Requirements:
Without the pictures, set down the records below word for word.

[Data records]
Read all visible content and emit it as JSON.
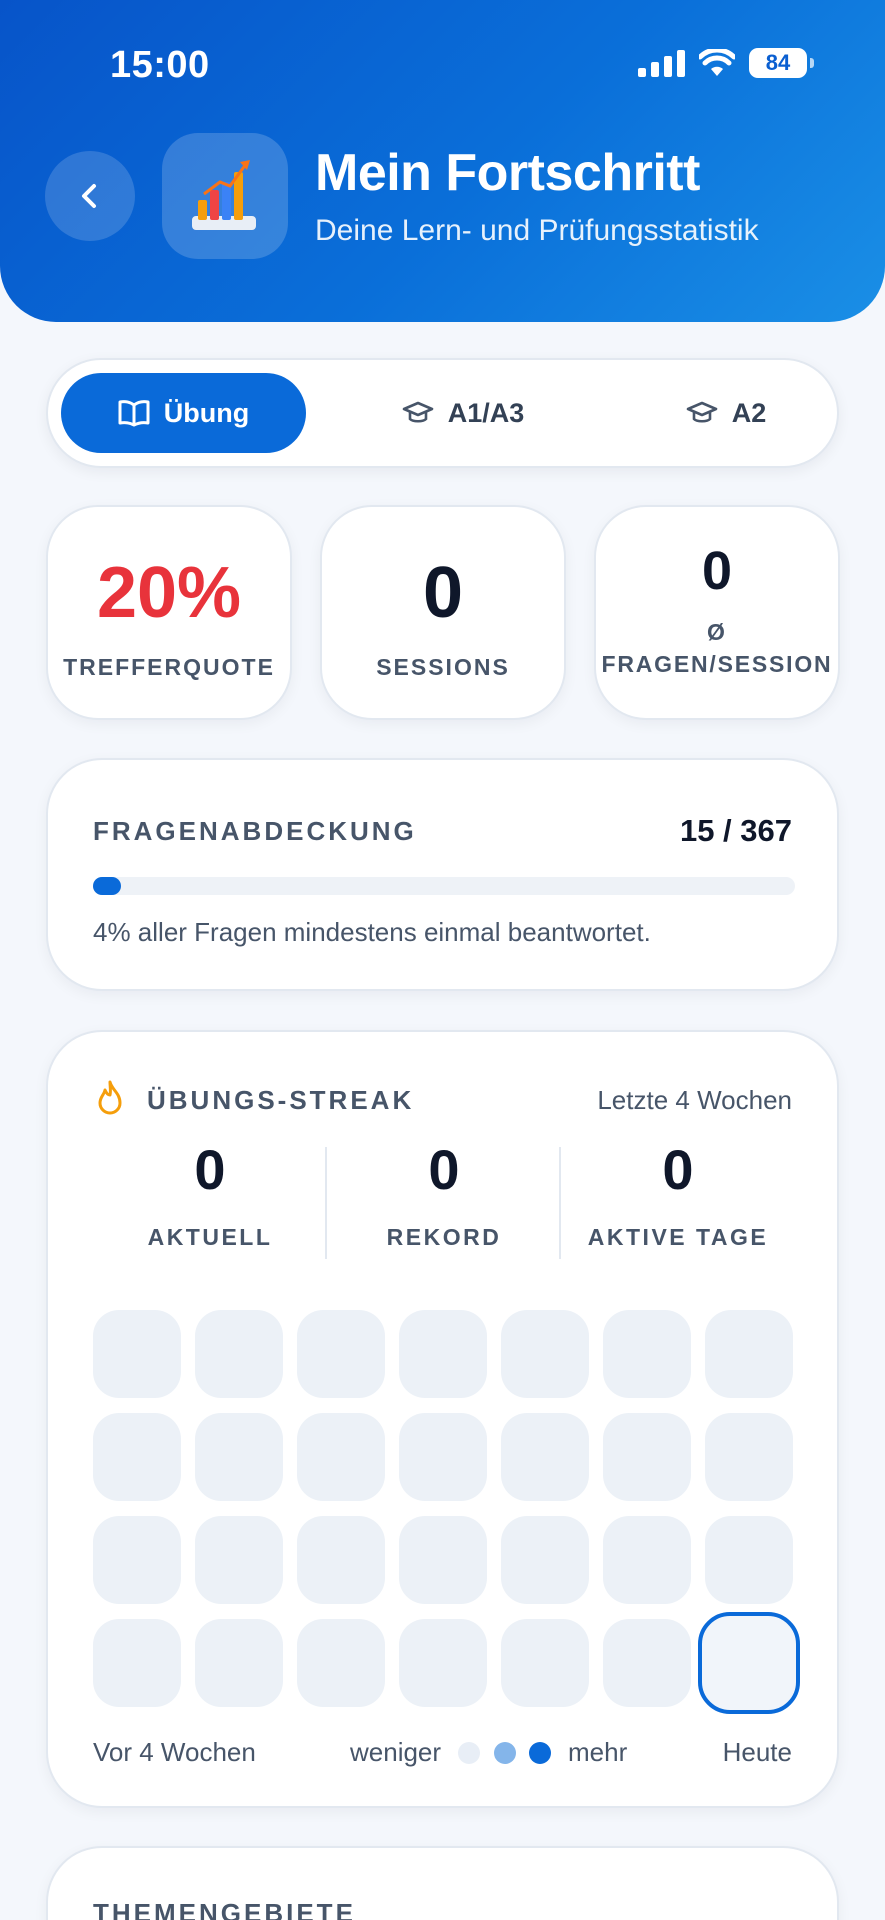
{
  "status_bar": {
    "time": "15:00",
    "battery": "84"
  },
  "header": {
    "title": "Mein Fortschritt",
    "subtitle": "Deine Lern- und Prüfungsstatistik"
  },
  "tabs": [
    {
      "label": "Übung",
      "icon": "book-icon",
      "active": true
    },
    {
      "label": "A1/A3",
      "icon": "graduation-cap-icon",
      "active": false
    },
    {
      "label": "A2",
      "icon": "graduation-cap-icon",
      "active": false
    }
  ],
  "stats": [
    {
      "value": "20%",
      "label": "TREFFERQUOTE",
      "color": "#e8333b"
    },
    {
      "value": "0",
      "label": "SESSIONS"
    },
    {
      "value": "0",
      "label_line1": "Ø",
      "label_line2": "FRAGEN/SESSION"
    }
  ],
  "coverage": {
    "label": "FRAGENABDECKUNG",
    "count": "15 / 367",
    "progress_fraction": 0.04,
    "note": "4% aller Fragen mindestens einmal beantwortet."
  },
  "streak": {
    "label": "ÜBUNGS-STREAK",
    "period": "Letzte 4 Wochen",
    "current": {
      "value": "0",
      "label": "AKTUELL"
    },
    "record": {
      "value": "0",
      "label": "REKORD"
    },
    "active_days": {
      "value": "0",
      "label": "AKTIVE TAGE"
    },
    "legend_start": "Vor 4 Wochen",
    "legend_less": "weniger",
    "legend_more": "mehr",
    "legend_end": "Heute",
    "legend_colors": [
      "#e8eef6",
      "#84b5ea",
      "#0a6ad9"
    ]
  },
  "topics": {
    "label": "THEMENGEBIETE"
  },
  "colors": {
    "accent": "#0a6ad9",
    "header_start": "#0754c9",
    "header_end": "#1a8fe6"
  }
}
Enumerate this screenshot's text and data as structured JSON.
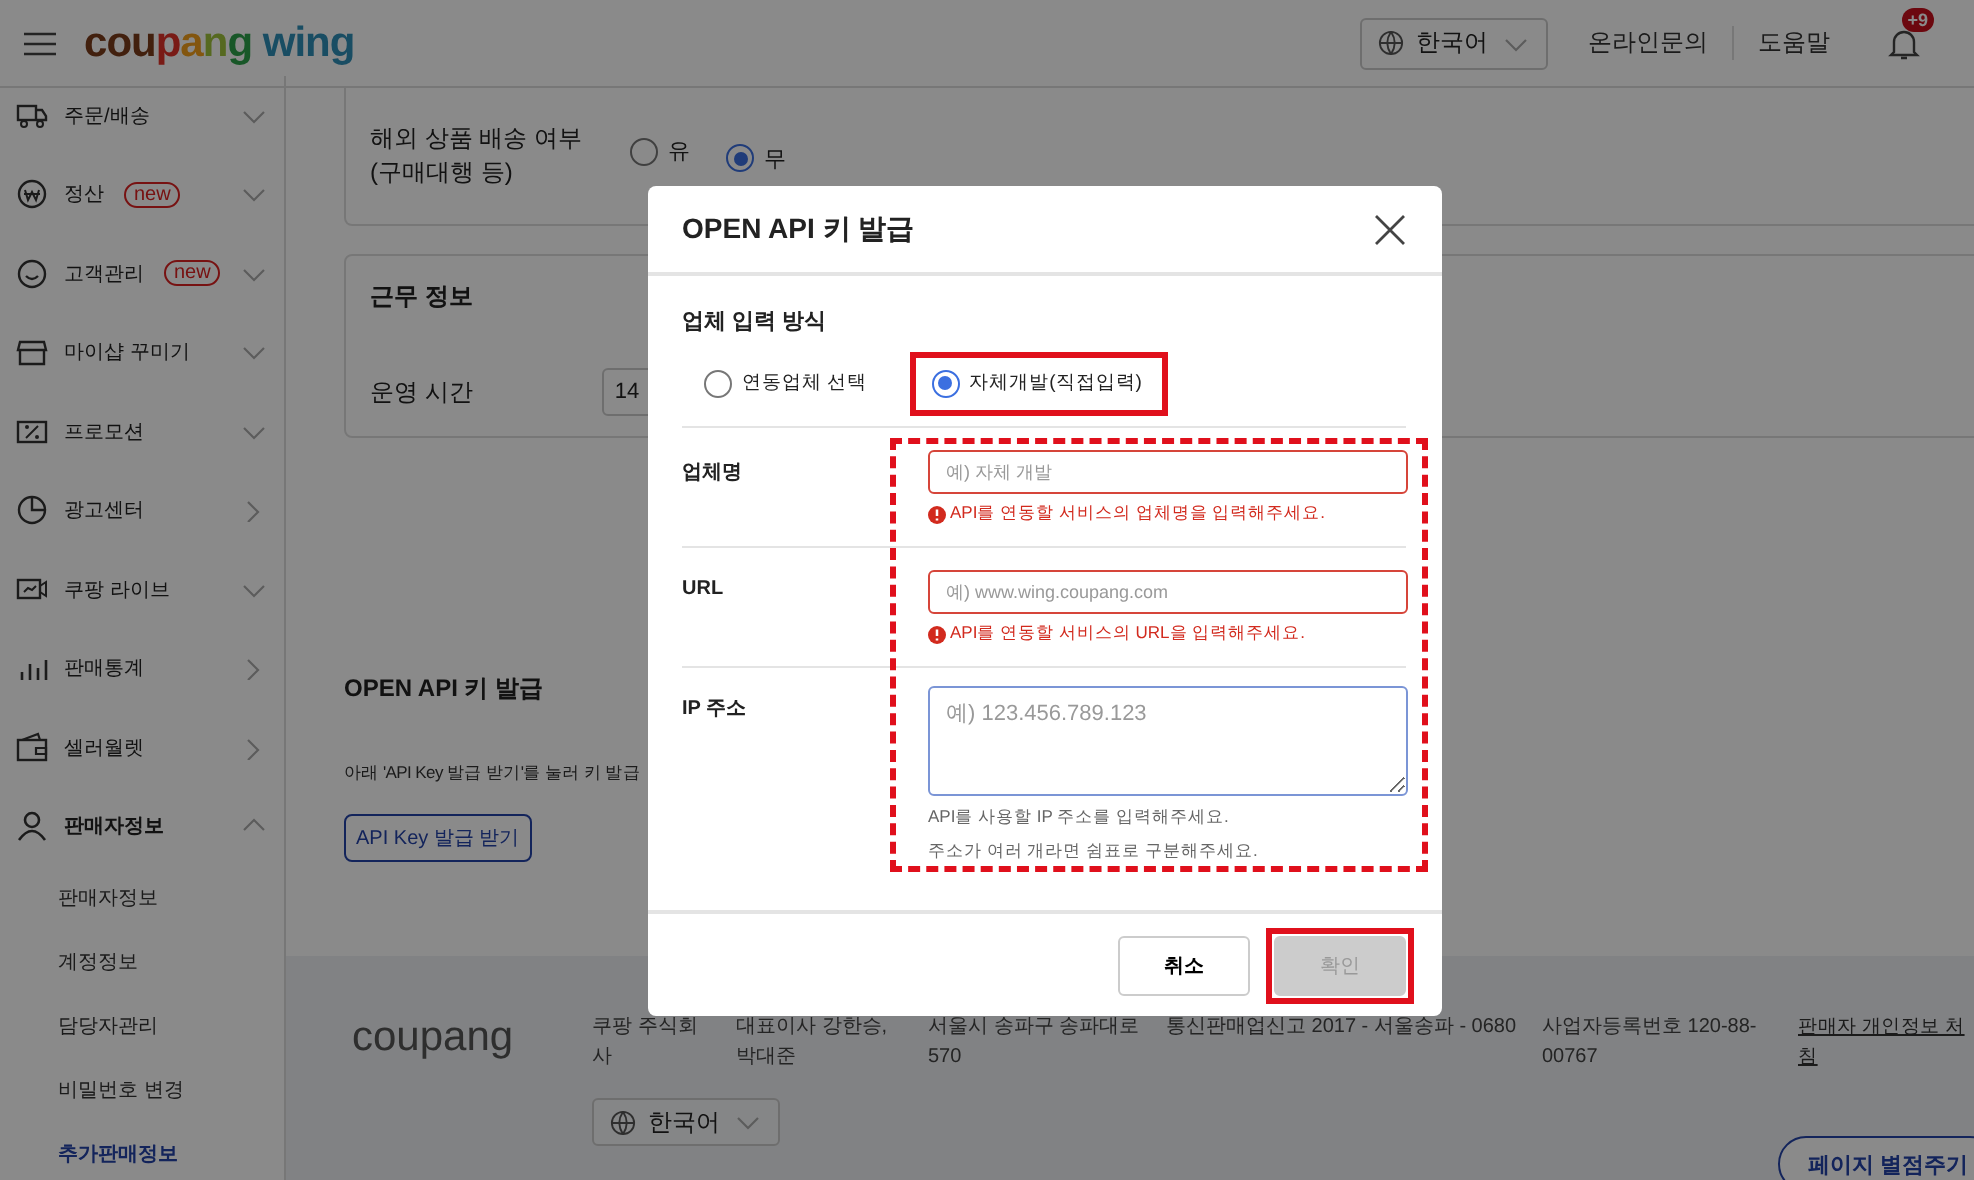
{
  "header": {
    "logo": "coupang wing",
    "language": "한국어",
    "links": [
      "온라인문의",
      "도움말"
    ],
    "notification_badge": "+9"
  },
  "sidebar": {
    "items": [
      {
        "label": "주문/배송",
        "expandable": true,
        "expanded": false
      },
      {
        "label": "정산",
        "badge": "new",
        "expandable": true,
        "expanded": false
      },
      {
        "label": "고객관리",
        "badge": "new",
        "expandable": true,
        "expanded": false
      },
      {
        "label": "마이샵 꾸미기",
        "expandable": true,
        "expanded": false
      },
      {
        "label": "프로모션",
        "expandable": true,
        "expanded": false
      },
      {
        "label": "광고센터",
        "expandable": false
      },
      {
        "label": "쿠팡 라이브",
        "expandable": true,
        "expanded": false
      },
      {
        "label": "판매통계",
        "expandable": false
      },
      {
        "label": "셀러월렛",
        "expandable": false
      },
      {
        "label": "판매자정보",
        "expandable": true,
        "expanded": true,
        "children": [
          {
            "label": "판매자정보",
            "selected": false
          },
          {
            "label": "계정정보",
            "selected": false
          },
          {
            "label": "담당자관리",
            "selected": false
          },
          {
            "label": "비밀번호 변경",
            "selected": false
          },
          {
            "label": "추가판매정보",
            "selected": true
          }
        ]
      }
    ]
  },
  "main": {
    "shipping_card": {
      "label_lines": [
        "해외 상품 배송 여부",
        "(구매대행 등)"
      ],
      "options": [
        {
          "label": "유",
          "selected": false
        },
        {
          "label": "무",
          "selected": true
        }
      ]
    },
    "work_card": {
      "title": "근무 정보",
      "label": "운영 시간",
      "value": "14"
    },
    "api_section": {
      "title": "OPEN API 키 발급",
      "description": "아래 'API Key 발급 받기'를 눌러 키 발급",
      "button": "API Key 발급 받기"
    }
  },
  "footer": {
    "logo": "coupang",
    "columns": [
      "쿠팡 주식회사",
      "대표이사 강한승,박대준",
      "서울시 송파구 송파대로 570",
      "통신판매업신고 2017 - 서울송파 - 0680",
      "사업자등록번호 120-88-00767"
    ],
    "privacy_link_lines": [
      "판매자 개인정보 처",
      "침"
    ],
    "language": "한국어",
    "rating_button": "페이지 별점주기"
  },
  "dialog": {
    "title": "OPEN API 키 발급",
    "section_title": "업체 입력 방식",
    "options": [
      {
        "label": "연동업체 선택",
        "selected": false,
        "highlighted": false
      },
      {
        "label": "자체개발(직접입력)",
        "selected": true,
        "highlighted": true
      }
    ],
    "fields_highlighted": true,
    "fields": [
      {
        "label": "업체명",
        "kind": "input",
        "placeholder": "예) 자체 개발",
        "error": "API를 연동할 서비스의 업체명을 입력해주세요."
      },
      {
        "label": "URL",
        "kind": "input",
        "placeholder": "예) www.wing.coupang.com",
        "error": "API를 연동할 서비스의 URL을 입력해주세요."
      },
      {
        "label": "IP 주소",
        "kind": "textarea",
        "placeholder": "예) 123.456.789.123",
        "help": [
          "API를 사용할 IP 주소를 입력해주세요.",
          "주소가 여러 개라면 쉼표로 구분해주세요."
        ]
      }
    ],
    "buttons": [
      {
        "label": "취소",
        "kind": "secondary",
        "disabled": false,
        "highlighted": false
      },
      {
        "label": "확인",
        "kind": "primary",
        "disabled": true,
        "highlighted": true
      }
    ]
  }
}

Reply to the task:
Read all visible content and emit it as JSON.
{
  "status_bar": {
    "time": "15:00",
    "battery": "84"
  },
  "header": {
    "title": "Mein Fortschritt",
    "subtitle": "Deine Lern- und Prüfungsstatistik"
  },
  "tabs": [
    {
      "label": "Übung",
      "icon": "book-icon",
      "active": true
    },
    {
      "label": "A1/A3",
      "icon": "graduation-cap-icon",
      "active": false
    },
    {
      "label": "A2",
      "icon": "graduation-cap-icon",
      "active": false
    }
  ],
  "stats": [
    {
      "value": "20%",
      "label": "TREFFERQUOTE",
      "color": "#e8333b"
    },
    {
      "value": "0",
      "label": "SESSIONS"
    },
    {
      "value": "0",
      "label_line1": "Ø",
      "label_line2": "FRAGEN/SESSION"
    }
  ],
  "coverage": {
    "label": "FRAGENABDECKUNG",
    "count": "15 / 367",
    "progress_fraction": 0.04,
    "note": "4% aller Fragen mindestens einmal beantwortet."
  },
  "streak": {
    "label": "ÜBUNGS-STREAK",
    "period": "Letzte 4 Wochen",
    "current": {
      "value": "0",
      "label": "AKTUELL"
    },
    "record": {
      "value": "0",
      "label": "REKORD"
    },
    "active_days": {
      "value": "0",
      "label": "AKTIVE TAGE"
    },
    "legend_start": "Vor 4 Wochen",
    "legend_less": "weniger",
    "legend_more": "mehr",
    "legend_end": "Heute",
    "legend_colors": [
      "#e8eef6",
      "#84b5ea",
      "#0a6ad9"
    ]
  },
  "topics": {
    "label": "THEMENGEBIETE"
  },
  "colors": {
    "accent": "#0a6ad9",
    "header_start": "#0754c9",
    "header_end": "#1a8fe6"
  }
}
Enumerate this screenshot's text and data as structured JSON.
{
  "header": {
    "logo": "coupang wing",
    "language": "한국어",
    "links": [
      "온라인문의",
      "도움말"
    ],
    "notification_badge": "+9"
  },
  "sidebar": {
    "items": [
      {
        "label": "주문/배송",
        "expandable": true,
        "expanded": false
      },
      {
        "label": "정산",
        "badge": "new",
        "expandable": true,
        "expanded": false
      },
      {
        "label": "고객관리",
        "badge": "new",
        "expandable": true,
        "expanded": false
      },
      {
        "label": "마이샵 꾸미기",
        "expandable": true,
        "expanded": false
      },
      {
        "label": "프로모션",
        "expandable": true,
        "expanded": false
      },
      {
        "label": "광고센터",
        "expandable": false
      },
      {
        "label": "쿠팡 라이브",
        "expandable": true,
        "expanded": false
      },
      {
        "label": "판매통계",
        "expandable": false
      },
      {
        "label": "셀러월렛",
        "expandable": false
      },
      {
        "label": "판매자정보",
        "expandable": true,
        "expanded": true,
        "children": [
          {
            "label": "판매자정보",
            "selected": false
          },
          {
            "label": "계정정보",
            "selected": false
          },
          {
            "label": "담당자관리",
            "selected": false
          },
          {
            "label": "비밀번호 변경",
            "selected": false
          },
          {
            "label": "추가판매정보",
            "selected": true
          }
        ]
      }
    ]
  },
  "main": {
    "shipping_card": {
      "label_lines": [
        "해외 상품 배송 여부",
        "(구매대행 등)"
      ],
      "options": [
        {
          "label": "유",
          "selected": false
        },
        {
          "label": "무",
          "selected": true
        }
      ]
    },
    "work_card": {
      "title": "근무 정보",
      "label": "운영 시간",
      "value": "14"
    },
    "api_section": {
      "title": "OPEN API 키 발급",
      "description": "아래 'API Key 발급 받기'를 눌러 키 발급",
      "button": "API Key 발급 받기"
    }
  },
  "footer": {
    "logo": "coupang",
    "columns": [
      "쿠팡 주식회사",
      "대표이사 강한승,박대준",
      "서울시 송파구 송파대로 570",
      "통신판매업신고 2017 - 서울송파 - 0680",
      "사업자등록번호 120-88-00767"
    ],
    "privacy_link_lines": [
      "판매자 개인정보 처",
      "침"
    ],
    "language": "한국어",
    "rating_button": "페이지 별점주기"
  },
  "dialog": {
    "title": "OPEN API 키 발급",
    "section_title": "업체 입력 방식",
    "options": [
      {
        "label": "연동업체 선택",
        "selected": false,
        "highlighted": false
      },
      {
        "label": "자체개발(직접입력)",
        "selected": true,
        "highlighted": true
      }
    ],
    "fields_highlighted": true,
    "fields": [
      {
        "label": "업체명",
        "kind": "input",
        "placeholder": "예) 자체 개발",
        "error": "API를 연동할 서비스의 업체명을 입력해주세요."
      },
      {
        "label": "URL",
        "kind": "input",
        "placeholder": "예) www.wing.coupang.com",
        "error": "API를 연동할 서비스의 URL을 입력해주세요."
      },
      {
        "label": "IP 주소",
        "kind": "textarea",
        "placeholder": "예) 123.456.789.123",
        "help": [
          "API를 사용할 IP 주소를 입력해주세요.",
          "주소가 여러 개라면 쉼표로 구분해주세요."
        ]
      }
    ],
    "buttons": [
      {
        "label": "취소",
        "kind": "secondary",
        "disabled": false,
        "highlighted": false
      },
      {
        "label": "확인",
        "kind": "primary",
        "disabled": true,
        "highlighted": true
      }
    ]
  }
}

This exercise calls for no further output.